• [Stated exercise]: Copy the records that follow exactly as written, but not their pictures.

• [Listing]:
▼

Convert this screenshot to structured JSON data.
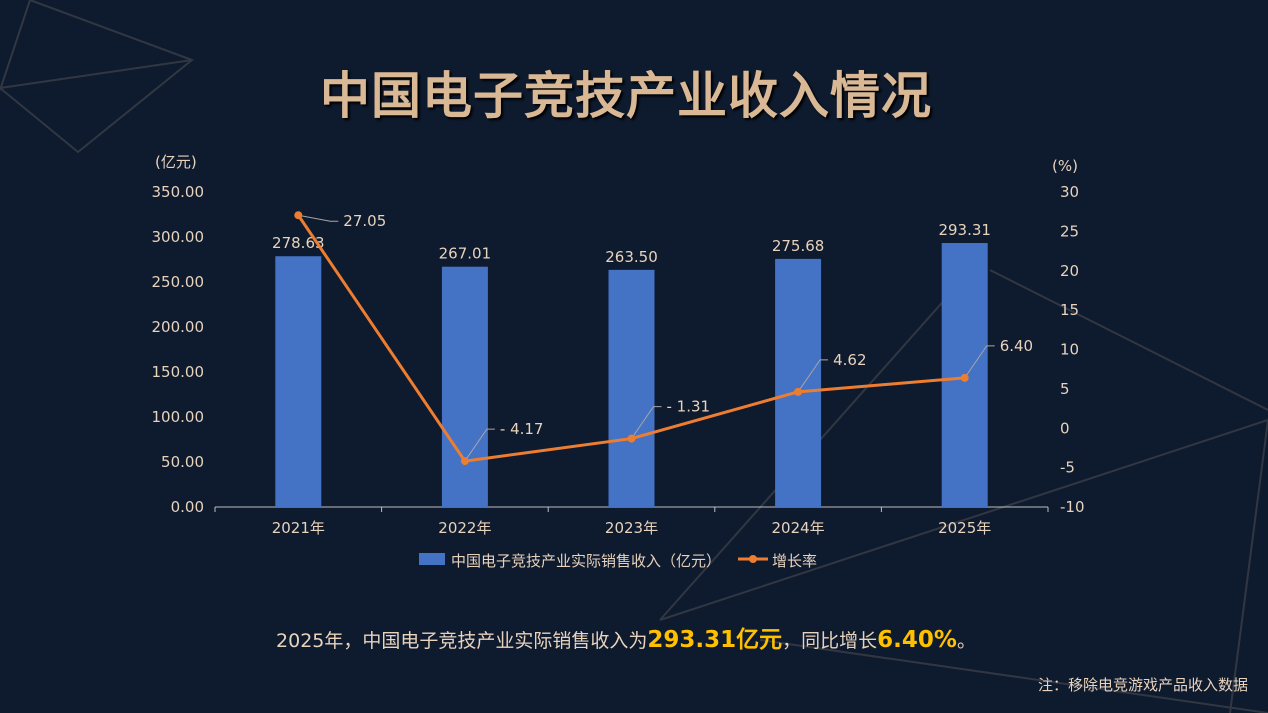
{
  "title": "中国电子竞技产业收入情况",
  "chart_data": {
    "type": "bar+line",
    "categories": [
      "2021年",
      "2022年",
      "2023年",
      "2024年",
      "2025年"
    ],
    "series": [
      {
        "name": "中国电子竞技产业实际销售收入（亿元）",
        "type": "bar",
        "axis": "left",
        "values": [
          278.63,
          267.01,
          263.5,
          275.68,
          293.31
        ],
        "labels": [
          "278.63",
          "267.01",
          "263.50",
          "275.68",
          "293.31"
        ],
        "color": "#4472c4"
      },
      {
        "name": "增长率",
        "type": "line",
        "axis": "right",
        "values": [
          27.05,
          -4.17,
          -1.31,
          4.62,
          6.4
        ],
        "labels": [
          "27.05",
          "- 4.17",
          "- 1.31",
          "4.62",
          "6.40"
        ],
        "color": "#ed7d31"
      }
    ],
    "y_left": {
      "label": "(亿元)",
      "range": [
        0,
        350
      ],
      "ticks": [
        "0.00",
        "50.00",
        "100.00",
        "150.00",
        "200.00",
        "250.00",
        "300.00",
        "350.00"
      ]
    },
    "y_right": {
      "label": "(%)",
      "range": [
        -10,
        30
      ],
      "ticks": [
        "-10",
        "-5",
        "0",
        "5",
        "10",
        "15",
        "20",
        "25",
        "30"
      ]
    },
    "grid": false,
    "legend": "bottom"
  },
  "summary": {
    "prefix": "2025年，中国电子竞技产业实际销售收入为",
    "revenue": "293.31亿元",
    "middle": "，同比增长",
    "growth": "6.40%",
    "suffix": "。"
  },
  "note": "注：移除电竞游戏产品收入数据",
  "colors": {
    "background": "#0e1a2d",
    "title": "#d9b896",
    "text": "#e8d3bd",
    "highlight": "#ffc000"
  }
}
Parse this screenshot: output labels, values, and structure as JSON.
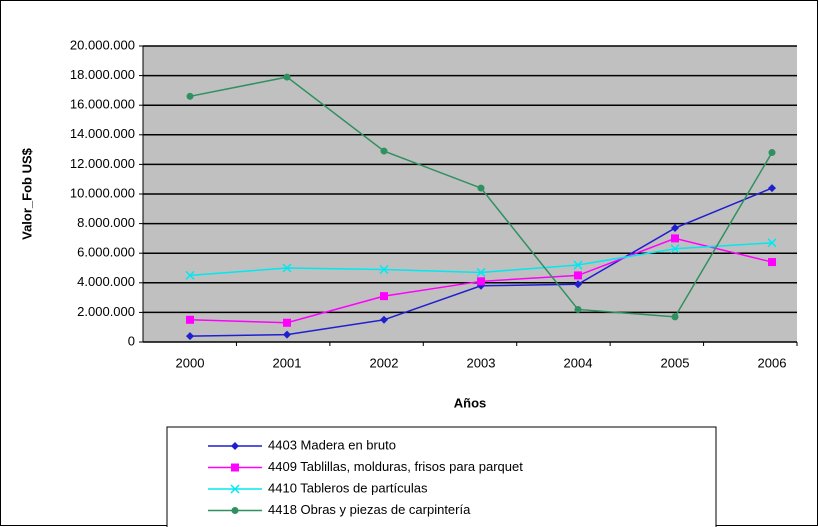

▲

• [Problem solution]:
Convert this screenshot to structured JSON data.
{
  "title": "中国电子竞技产业收入情况",
  "chart_data": {
    "type": "bar+line",
    "categories": [
      "2021年",
      "2022年",
      "2023年",
      "2024年",
      "2025年"
    ],
    "series": [
      {
        "name": "中国电子竞技产业实际销售收入（亿元）",
        "type": "bar",
        "axis": "left",
        "values": [
          278.63,
          267.01,
          263.5,
          275.68,
          293.31
        ],
        "labels": [
          "278.63",
          "267.01",
          "263.50",
          "275.68",
          "293.31"
        ],
        "color": "#4472c4"
      },
      {
        "name": "增长率",
        "type": "line",
        "axis": "right",
        "values": [
          27.05,
          -4.17,
          -1.31,
          4.62,
          6.4
        ],
        "labels": [
          "27.05",
          "- 4.17",
          "- 1.31",
          "4.62",
          "6.40"
        ],
        "color": "#ed7d31"
      }
    ],
    "y_left": {
      "label": "(亿元)",
      "range": [
        0,
        350
      ],
      "ticks": [
        "0.00",
        "50.00",
        "100.00",
        "150.00",
        "200.00",
        "250.00",
        "300.00",
        "350.00"
      ]
    },
    "y_right": {
      "label": "(%)",
      "range": [
        -10,
        30
      ],
      "ticks": [
        "-10",
        "-5",
        "0",
        "5",
        "10",
        "15",
        "20",
        "25",
        "30"
      ]
    },
    "grid": false,
    "legend": "bottom"
  },
  "summary": {
    "prefix": "2025年，中国电子竞技产业实际销售收入为",
    "revenue": "293.31亿元",
    "middle": "，同比增长",
    "growth": "6.40%",
    "suffix": "。"
  },
  "note": "注：移除电竞游戏产品收入数据",
  "colors": {
    "background": "#0e1a2d",
    "title": "#d9b896",
    "text": "#e8d3bd",
    "highlight": "#ffc000"
  }
}
Parse this screenshot: output labels, values, and structure as JSON.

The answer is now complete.